■ INSTRUCTION ■
Here are records with pictures in them. Copy all of them exactly and leave the pictures out.

■ EXERCISE MATERIALS ■
★ ★ ★ ★

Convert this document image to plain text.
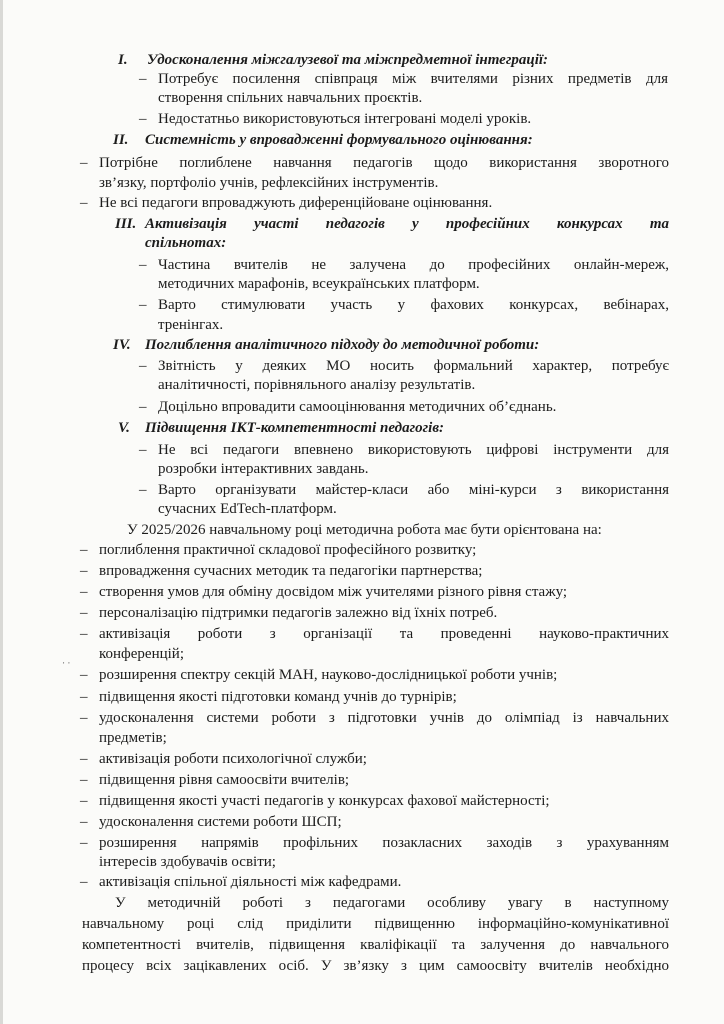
I. Удосконалення міжгалузевої та міжпредметної інтеграції:
– Потребує посилення співпраця між вчителями різних предметів для
створення спільних навчальних проєктів.
– Недостатньо використовуються інтегровані моделі уроків.
II. Системність у впровадженні формувального оцінювання:
– Потрібне поглиблене навчання педагогів щодо використання зворотного
зв’язку, портфоліо учнів, рефлексійних інструментів.
– Не всі педагоги впроваджують диференційоване оцінювання.
III. Активізація участі педагогів у професійних конкурсах та
спільнотах:
– Частина вчителів не залучена до професійних онлайн-мереж,
методичних марафонів, всеукраїнських платформ.
– Варто стимулювати участь у фахових конкурсах, вебінарах,
тренінгах.
IV. Поглиблення аналітичного підходу до методичної роботи:
– Звітність у деяких МО носить формальний характер, потребує
аналітичності, порівняльного аналізу результатів.
– Доцільно впровадити самооцінювання методичних об’єднань.
V. Підвищення ІКТ-компетентності педагогів:
– Не всі педагоги впевнено використовують цифрові інструменти для
розробки інтерактивних завдань.
– Варто організувати майстер-класи або міні-курси з використання
сучасних EdTech-платформ.
У 2025/2026 навчальному році методична робота має бути орієнтована на:
– поглиблення практичної складової професійного розвитку;
– впровадження сучасних методик та педагогіки партнерства;
– створення умов для обміну досвідом між учителями різного рівня стажу;
– персоналізацію підтримки педагогів залежно від їхніх потреб.
– активізація роботи з організації та проведенні науково-практичних
конференцій;
⋅ ⋅
– розширення спектру секцій МАН, науково-дослідницької роботи учнів;
– підвищення якості підготовки команд учнів до турнірів;
– удосконалення системи роботи з підготовки учнів до олімпіад із навчальних
предметів;
– активізація роботи психологічної служби;
– підвищення рівня самоосвіти вчителів;
– підвищення якості участі педагогів у конкурсах фахової майстерності;
– удосконалення системи роботи ШСП;
– розширення напрямів профільних позакласних заходів з урахуванням
інтересів здобувачів освіти;
– активізація спільної діяльності між кафедрами.
У методичній роботі з педагогами особливу увагу в наступному
навчальному році слід приділити підвищенню інформаційно-комунікативної
компетентності вчителів, підвищення кваліфікації та залучення до навчального
процесу всіх зацікавлених осіб. У зв’язку з цим самоосвіту вчителів необхідно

★ ★ ★ ★

■ EXERCISE SOLUTION ■
Convert this document image to plain text.
I. Удосконалення міжгалузевої та міжпредметної інтеграції:
– Потребує посилення співпраця між вчителями різних предметів для
створення спільних навчальних проєктів.
– Недостатньо використовуються інтегровані моделі уроків.
II. Системність у впровадженні формувального оцінювання:
– Потрібне поглиблене навчання педагогів щодо використання зворотного
зв’язку, портфоліо учнів, рефлексійних інструментів.
– Не всі педагоги впроваджують диференційоване оцінювання.
III. Активізація участі педагогів у професійних конкурсах та
спільнотах:
– Частина вчителів не залучена до професійних онлайн-мереж,
методичних марафонів, всеукраїнських платформ.
– Варто стимулювати участь у фахових конкурсах, вебінарах,
тренінгах.
IV. Поглиблення аналітичного підходу до методичної роботи:
– Звітність у деяких МО носить формальний характер, потребує
аналітичності, порівняльного аналізу результатів.
– Доцільно впровадити самооцінювання методичних об’єднань.
V. Підвищення ІКТ-компетентності педагогів:
– Не всі педагоги впевнено використовують цифрові інструменти для
розробки інтерактивних завдань.
– Варто організувати майстер-класи або міні-курси з використання
сучасних EdTech-платформ.
У 2025/2026 навчальному році методична робота має бути орієнтована на:
– поглиблення практичної складової професійного розвитку;
– впровадження сучасних методик та педагогіки партнерства;
– створення умов для обміну досвідом між учителями різного рівня стажу;
– персоналізацію підтримки педагогів залежно від їхніх потреб.
– активізація роботи з організації та проведенні науково-практичних
конференцій;
⋅ ⋅
– розширення спектру секцій МАН, науково-дослідницької роботи учнів;
– підвищення якості підготовки команд учнів до турнірів;
– удосконалення системи роботи з підготовки учнів до олімпіад із навчальних
предметів;
– активізація роботи психологічної служби;
– підвищення рівня самоосвіти вчителів;
– підвищення якості участі педагогів у конкурсах фахової майстерності;
– удосконалення системи роботи ШСП;
– розширення напрямів профільних позакласних заходів з урахуванням
інтересів здобувачів освіти;
– активізація спільної діяльності між кафедрами.
У методичній роботі з педагогами особливу увагу в наступному
навчальному році слід приділити підвищенню інформаційно-комунікативної
компетентності вчителів, підвищення кваліфікації та залучення до навчального
процесу всіх зацікавлених осіб. У зв’язку з цим самоосвіту вчителів необхідно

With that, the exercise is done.